▸ AIM OF THE EXERCISE
Restate each line word for word. Leave out every picture.

>>>>>

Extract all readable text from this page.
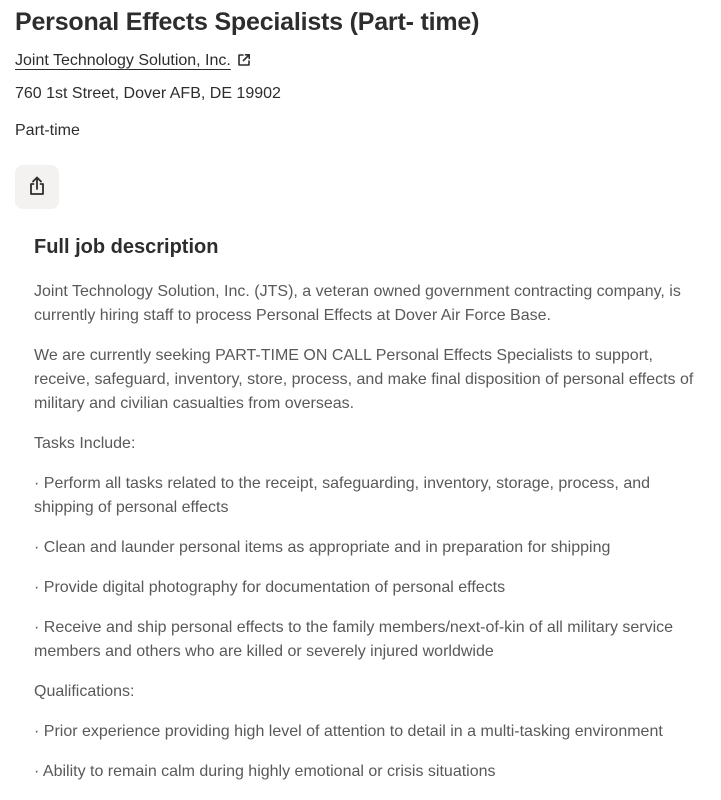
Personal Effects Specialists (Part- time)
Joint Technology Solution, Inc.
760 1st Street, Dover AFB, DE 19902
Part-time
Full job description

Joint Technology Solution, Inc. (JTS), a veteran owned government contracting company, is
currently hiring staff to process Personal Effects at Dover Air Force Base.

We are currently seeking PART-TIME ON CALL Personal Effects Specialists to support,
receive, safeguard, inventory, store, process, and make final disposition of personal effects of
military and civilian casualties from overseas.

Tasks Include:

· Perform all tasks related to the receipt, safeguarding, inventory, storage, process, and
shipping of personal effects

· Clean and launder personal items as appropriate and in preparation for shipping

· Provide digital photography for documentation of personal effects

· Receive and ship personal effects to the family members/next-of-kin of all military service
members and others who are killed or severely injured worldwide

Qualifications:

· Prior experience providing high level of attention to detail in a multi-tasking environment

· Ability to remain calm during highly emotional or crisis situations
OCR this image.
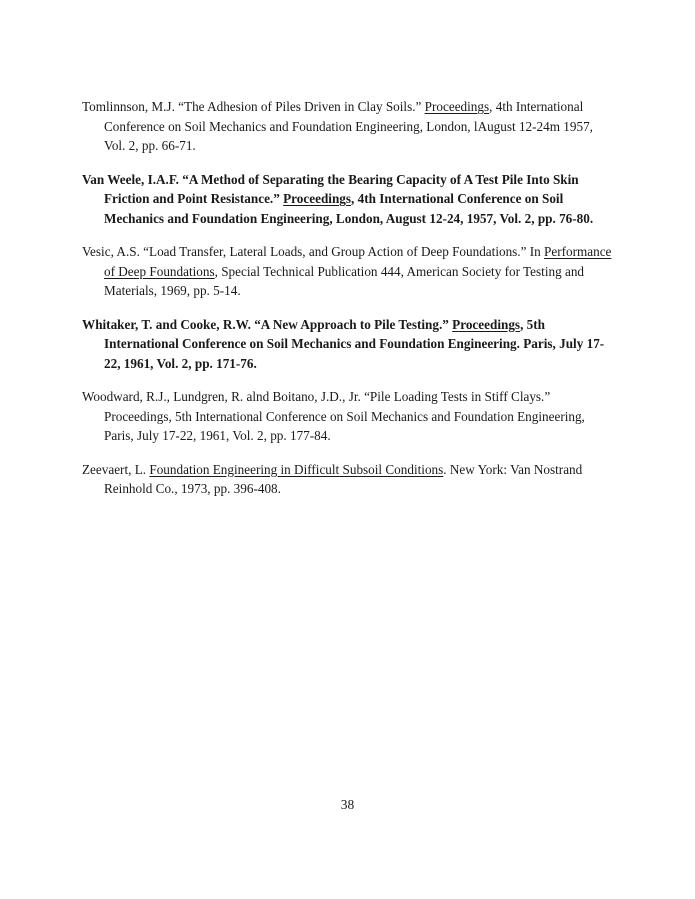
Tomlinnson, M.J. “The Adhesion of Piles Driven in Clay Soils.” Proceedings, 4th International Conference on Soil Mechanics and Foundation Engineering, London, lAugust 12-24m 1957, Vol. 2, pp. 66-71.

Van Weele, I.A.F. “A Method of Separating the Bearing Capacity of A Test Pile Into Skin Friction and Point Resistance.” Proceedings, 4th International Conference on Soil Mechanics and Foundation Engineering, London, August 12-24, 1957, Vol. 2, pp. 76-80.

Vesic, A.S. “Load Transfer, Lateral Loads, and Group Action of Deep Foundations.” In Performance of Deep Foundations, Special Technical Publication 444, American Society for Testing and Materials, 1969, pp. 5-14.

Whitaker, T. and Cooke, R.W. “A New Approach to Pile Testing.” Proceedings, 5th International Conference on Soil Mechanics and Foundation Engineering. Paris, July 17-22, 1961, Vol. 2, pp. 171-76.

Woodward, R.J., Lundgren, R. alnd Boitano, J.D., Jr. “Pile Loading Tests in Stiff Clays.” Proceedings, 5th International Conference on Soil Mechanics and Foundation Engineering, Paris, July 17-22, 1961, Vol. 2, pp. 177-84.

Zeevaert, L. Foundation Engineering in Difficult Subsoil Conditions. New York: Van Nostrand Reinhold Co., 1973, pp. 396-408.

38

<<<<<

▸ SOLUTION TO THIS TASK
Extract all readable text from this page.
Personal Effects Specialists (Part- time)
Joint Technology Solution, Inc.
760 1st Street, Dover AFB, DE 19902
Part-time
Full job description

Joint Technology Solution, Inc. (JTS), a veteran owned government contracting company, is
currently hiring staff to process Personal Effects at Dover Air Force Base.

We are currently seeking PART-TIME ON CALL Personal Effects Specialists to support,
receive, safeguard, inventory, store, process, and make final disposition of personal effects of
military and civilian casualties from overseas.

Tasks Include:

· Perform all tasks related to the receipt, safeguarding, inventory, storage, process, and
shipping of personal effects

· Clean and launder personal items as appropriate and in preparation for shipping

· Provide digital photography for documentation of personal effects

· Receive and ship personal effects to the family members/next-of-kin of all military service
members and others who are killed or severely injured worldwide

Qualifications:

· Prior experience providing high level of attention to detail in a multi-tasking environment

· Ability to remain calm during highly emotional or crisis situations
OCR this image.
Tomlinnson, M.J. “The Adhesion of Piles Driven in Clay Soils.” Proceedings, 4th International Conference on Soil Mechanics and Foundation Engineering, London, lAugust 12-24m 1957, Vol. 2, pp. 66-71.

Van Weele, I.A.F. “A Method of Separating the Bearing Capacity of A Test Pile Into Skin Friction and Point Resistance.” Proceedings, 4th International Conference on Soil Mechanics and Foundation Engineering, London, August 12-24, 1957, Vol. 2, pp. 76-80.

Vesic, A.S. “Load Transfer, Lateral Loads, and Group Action of Deep Foundations.” In Performance of Deep Foundations, Special Technical Publication 444, American Society for Testing and Materials, 1969, pp. 5-14.

Whitaker, T. and Cooke, R.W. “A New Approach to Pile Testing.” Proceedings, 5th International Conference on Soil Mechanics and Foundation Engineering. Paris, July 17-22, 1961, Vol. 2, pp. 171-76.

Woodward, R.J., Lundgren, R. alnd Boitano, J.D., Jr. “Pile Loading Tests in Stiff Clays.” Proceedings, 5th International Conference on Soil Mechanics and Foundation Engineering, Paris, July 17-22, 1961, Vol. 2, pp. 177-84.

Zeevaert, L. Foundation Engineering in Difficult Subsoil Conditions. New York: Van Nostrand Reinhold Co., 1973, pp. 396-408.

38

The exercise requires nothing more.